In Problems \(1-20\), find the numbers \(c\) that make \(f(x)\) into (A) a continuous function and (B) a differentiable function. In one case \(f(x) \rightarrow f(a)\) at every point, in the other case \(\Delta f / \Delta x\) has a limit at every point. $$ f(x)=\left\\{\begin{array}{cc} (\tan x) / x & x \neq 0 \\ c & x=0 \end{array}\right. $$

Short Answer

Expert verified
The number \(c = 1\) makes \(f(x)\) continuous and differentiable.

§ **Recorded information**
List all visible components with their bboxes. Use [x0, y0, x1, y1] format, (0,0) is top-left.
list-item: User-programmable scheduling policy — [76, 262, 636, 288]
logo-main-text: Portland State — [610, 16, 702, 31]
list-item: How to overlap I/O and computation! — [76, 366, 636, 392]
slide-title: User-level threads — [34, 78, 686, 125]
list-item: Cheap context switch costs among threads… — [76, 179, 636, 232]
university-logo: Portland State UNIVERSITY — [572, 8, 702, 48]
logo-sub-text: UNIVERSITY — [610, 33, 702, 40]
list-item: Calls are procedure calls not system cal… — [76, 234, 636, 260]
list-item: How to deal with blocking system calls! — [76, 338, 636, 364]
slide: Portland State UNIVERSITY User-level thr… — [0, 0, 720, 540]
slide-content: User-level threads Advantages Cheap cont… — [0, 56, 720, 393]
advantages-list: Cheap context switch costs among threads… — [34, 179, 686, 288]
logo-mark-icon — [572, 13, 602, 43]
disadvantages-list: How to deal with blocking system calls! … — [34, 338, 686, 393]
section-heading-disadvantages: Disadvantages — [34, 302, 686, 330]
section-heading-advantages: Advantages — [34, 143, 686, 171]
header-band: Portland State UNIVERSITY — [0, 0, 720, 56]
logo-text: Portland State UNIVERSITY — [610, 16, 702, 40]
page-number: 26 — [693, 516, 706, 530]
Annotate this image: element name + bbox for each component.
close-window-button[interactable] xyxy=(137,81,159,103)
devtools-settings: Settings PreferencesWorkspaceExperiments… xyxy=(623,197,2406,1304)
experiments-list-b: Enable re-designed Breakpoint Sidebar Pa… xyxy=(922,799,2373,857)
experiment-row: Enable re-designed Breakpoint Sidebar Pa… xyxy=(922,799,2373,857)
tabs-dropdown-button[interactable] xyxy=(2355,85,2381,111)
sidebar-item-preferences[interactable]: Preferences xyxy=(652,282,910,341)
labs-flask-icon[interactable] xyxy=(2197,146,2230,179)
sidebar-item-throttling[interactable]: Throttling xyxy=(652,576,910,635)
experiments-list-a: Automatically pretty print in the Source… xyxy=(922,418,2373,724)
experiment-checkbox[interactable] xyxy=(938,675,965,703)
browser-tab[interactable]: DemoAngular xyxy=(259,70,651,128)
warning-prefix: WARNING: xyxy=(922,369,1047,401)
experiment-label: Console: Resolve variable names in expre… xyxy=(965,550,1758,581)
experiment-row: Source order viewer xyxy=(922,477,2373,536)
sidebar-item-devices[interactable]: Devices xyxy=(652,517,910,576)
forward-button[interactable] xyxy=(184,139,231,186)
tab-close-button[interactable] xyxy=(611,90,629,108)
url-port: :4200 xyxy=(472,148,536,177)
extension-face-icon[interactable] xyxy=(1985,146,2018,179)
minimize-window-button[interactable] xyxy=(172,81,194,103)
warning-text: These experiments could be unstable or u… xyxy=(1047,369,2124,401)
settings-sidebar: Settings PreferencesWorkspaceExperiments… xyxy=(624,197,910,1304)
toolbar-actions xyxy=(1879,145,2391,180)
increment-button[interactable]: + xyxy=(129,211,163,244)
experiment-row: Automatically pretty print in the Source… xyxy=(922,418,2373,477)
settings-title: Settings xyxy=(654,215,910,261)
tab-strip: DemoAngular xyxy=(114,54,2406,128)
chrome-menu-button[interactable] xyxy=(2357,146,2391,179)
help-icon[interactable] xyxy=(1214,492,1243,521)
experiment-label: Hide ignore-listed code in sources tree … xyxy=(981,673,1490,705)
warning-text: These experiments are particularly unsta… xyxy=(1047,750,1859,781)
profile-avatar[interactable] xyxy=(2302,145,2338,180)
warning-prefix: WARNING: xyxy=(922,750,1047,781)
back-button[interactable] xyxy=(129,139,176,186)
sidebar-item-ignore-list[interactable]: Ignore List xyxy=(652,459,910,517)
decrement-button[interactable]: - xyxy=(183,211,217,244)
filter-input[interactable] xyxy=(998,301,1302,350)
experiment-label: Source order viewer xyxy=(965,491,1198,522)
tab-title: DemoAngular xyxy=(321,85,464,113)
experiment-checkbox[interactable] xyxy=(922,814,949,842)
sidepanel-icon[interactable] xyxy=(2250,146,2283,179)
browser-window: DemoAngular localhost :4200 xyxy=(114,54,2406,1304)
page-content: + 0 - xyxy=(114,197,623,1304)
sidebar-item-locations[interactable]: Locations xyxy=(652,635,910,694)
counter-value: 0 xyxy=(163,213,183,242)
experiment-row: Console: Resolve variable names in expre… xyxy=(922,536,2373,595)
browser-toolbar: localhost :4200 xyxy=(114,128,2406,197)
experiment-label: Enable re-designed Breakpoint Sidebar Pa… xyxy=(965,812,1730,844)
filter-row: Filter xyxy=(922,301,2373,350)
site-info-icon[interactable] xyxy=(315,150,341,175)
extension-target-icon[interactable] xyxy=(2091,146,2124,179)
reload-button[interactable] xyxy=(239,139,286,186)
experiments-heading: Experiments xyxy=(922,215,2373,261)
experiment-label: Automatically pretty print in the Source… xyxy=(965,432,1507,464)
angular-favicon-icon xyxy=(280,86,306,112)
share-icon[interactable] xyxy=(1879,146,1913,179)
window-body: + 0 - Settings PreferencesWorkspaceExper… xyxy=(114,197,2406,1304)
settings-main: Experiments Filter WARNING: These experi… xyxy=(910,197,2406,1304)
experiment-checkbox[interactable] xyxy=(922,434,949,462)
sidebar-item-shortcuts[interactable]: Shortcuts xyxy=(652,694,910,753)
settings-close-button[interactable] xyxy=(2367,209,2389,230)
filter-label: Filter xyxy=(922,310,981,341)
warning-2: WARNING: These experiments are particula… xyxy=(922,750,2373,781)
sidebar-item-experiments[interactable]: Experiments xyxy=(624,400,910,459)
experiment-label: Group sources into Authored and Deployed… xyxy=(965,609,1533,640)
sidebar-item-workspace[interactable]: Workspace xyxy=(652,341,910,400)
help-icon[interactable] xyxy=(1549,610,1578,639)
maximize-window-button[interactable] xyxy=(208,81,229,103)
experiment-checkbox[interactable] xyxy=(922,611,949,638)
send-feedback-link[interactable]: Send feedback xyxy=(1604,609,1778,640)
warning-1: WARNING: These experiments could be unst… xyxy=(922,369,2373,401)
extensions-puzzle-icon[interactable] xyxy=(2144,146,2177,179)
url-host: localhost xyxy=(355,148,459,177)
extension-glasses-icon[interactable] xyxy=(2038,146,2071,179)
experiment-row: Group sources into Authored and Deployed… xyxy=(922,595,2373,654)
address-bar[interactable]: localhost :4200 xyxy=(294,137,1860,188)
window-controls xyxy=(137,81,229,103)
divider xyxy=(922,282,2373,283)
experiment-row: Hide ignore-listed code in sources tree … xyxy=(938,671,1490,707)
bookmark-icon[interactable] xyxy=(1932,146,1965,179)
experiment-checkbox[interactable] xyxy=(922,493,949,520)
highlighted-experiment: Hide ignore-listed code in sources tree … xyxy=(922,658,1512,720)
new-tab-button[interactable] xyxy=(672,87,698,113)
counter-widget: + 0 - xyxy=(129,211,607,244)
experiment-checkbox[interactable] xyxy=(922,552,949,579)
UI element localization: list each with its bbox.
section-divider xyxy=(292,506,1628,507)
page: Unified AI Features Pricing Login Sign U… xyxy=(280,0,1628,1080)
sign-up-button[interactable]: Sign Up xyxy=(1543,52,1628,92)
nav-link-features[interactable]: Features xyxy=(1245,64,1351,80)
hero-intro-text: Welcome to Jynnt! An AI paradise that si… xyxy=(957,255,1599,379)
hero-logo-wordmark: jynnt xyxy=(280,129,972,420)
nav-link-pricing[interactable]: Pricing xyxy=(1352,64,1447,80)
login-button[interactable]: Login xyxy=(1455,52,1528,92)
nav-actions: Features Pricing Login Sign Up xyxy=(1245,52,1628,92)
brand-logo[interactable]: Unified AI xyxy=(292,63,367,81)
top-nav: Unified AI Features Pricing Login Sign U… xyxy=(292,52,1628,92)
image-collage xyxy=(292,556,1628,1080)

§ **Task set**
(a) List the distinct numbers that appear in the calculus problem page, each once.
(b) Carry on the calculus problem page, starting after its final sentence.

§ **The replies**
(a) 0, 1, 20

(b)
Step by step solution

01

Check Continuity at x=0

For continuity at a point, the function must be defined at that point, and the left-hand and right-hand limits at that point must equal the function's value. Thus, for continuity at \(x = 0\), we need \(\lim_{x \to 0} f(x) = f(0) = c\). We first check \(\lim_{x \to 0} (\tan x)/x\). Using the limit property, \(\lim_{x \to 0} \frac{\tan x}{x} = \lim_{x \to 0} \frac{\sin x}{x \cos x} = \lim_{x \to 0} \frac{1}{\cos x} \cdot \lim_{x \to 0} \frac{\sin x}{x} = 1 \), since \(\frac{\sin x}{x}\to 1 \) and \(\cos 0 = 1\). Therefore, \(c = 1\) for \(f(x)\) to be continuous.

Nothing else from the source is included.